• [Instruction] In the entries below, find every line with "JSON" and copy it.

Start of Task data

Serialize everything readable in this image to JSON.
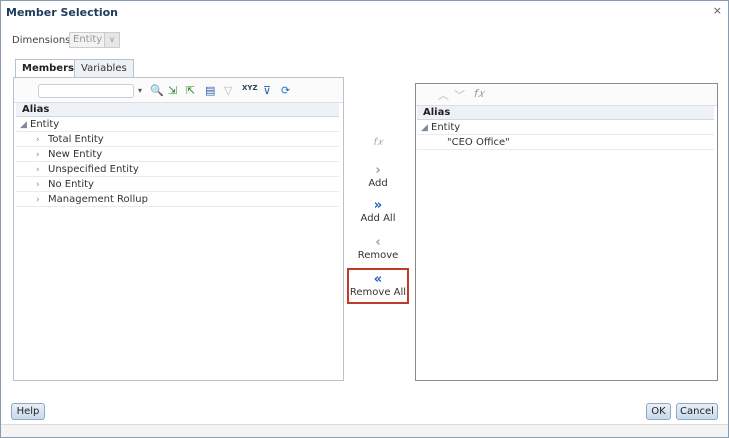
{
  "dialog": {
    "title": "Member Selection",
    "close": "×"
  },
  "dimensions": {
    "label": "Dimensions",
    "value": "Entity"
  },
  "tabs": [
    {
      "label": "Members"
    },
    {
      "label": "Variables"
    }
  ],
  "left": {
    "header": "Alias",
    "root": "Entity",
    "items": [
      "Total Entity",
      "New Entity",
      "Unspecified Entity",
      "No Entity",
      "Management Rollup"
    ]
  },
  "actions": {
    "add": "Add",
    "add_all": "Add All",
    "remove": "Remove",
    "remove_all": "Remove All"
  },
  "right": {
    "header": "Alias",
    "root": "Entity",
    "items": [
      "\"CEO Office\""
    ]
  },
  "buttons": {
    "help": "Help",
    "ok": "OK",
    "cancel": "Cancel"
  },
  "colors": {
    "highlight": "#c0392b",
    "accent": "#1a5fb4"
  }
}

End of Task data
Start of Task data

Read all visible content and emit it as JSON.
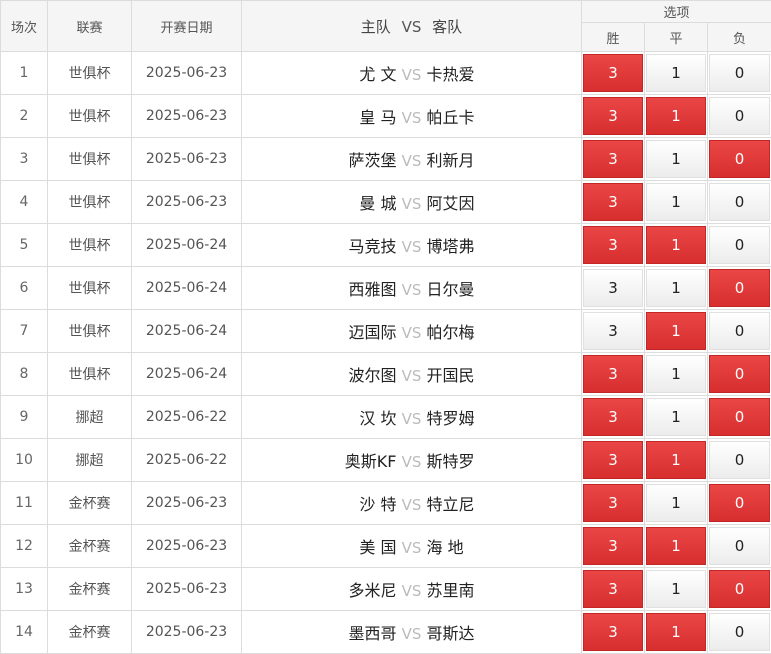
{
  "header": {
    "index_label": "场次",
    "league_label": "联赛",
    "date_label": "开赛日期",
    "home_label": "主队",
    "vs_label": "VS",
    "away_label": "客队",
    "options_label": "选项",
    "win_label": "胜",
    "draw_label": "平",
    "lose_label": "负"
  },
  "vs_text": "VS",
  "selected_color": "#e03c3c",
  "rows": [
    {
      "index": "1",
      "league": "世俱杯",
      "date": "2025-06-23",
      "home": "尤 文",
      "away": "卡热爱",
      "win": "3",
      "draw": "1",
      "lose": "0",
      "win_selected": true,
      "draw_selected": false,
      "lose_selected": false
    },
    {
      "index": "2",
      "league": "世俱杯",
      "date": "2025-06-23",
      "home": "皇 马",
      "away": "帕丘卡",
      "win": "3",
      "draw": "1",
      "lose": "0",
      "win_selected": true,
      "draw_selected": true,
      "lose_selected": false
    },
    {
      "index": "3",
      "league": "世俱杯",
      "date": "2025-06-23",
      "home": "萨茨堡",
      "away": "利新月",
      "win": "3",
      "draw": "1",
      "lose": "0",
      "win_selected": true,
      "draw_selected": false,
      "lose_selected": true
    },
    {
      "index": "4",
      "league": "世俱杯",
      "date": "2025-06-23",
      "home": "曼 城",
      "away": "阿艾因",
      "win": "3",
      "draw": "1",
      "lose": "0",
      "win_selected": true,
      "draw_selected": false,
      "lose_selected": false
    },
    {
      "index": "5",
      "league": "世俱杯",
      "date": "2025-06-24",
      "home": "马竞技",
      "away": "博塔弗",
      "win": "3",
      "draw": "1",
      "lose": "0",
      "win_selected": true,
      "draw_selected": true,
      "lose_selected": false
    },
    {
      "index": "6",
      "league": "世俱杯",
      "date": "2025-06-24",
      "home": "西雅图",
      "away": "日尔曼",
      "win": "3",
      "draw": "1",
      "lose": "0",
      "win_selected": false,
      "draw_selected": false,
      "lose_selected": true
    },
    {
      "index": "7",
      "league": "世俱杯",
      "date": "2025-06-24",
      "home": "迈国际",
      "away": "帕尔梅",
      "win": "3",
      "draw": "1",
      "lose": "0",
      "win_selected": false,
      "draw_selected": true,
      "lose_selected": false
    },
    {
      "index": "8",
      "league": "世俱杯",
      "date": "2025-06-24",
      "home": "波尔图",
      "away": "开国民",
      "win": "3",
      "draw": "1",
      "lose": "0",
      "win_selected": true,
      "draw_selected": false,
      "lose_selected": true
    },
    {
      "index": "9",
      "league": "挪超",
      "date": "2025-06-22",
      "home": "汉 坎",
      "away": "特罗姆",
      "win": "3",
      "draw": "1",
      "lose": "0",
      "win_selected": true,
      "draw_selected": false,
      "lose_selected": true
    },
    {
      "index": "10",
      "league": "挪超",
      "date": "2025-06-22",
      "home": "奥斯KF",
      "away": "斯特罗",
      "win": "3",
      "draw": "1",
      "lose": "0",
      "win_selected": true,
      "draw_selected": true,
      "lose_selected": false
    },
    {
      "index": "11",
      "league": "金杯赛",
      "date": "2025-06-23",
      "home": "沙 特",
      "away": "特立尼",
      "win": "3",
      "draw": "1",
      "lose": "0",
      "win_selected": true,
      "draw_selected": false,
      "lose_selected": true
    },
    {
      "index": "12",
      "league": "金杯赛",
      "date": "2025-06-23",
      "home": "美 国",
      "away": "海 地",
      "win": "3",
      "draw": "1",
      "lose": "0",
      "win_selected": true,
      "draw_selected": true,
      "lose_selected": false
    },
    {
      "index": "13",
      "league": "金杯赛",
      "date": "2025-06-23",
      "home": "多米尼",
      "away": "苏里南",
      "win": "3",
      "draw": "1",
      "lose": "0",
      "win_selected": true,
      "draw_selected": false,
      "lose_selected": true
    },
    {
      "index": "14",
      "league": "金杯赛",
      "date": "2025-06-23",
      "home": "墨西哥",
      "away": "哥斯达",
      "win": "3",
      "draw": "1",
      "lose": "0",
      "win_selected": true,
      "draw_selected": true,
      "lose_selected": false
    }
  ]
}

End of Task data
Start of Task data

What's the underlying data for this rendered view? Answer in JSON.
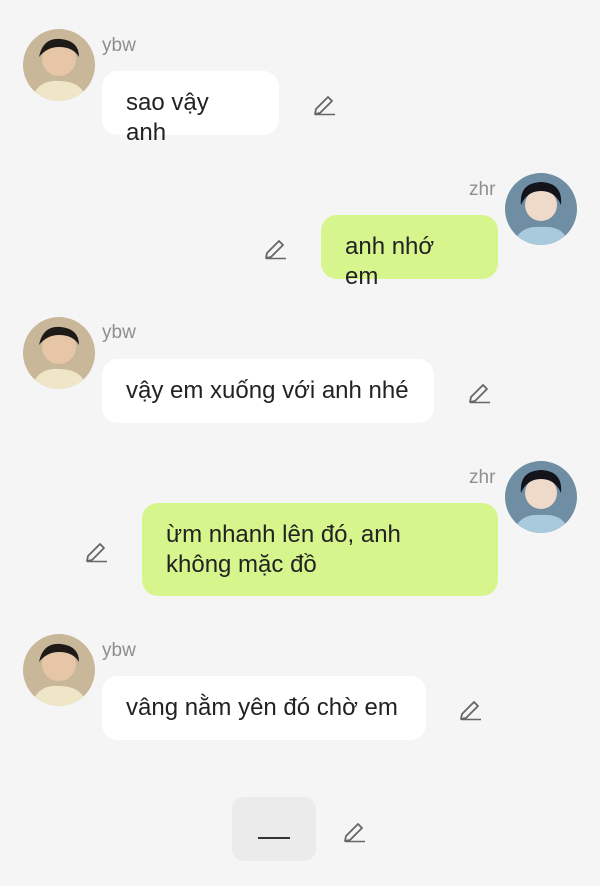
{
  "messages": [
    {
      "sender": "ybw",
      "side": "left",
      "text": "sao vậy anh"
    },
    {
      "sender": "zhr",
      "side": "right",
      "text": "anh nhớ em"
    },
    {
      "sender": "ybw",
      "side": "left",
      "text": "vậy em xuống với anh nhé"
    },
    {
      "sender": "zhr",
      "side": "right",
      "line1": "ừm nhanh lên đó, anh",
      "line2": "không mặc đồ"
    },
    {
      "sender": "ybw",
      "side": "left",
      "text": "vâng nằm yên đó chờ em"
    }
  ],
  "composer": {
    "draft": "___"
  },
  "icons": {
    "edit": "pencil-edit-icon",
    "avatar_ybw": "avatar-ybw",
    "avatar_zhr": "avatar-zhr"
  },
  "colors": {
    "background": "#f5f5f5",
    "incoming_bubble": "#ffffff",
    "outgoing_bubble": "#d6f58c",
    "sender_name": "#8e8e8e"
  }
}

End of Task data

• [Complete response]
Serialize everything readable in this image to JSON.
Read all visible content and emit it as JSON.
What's the underlying data for this rendered view? Answer in JSON.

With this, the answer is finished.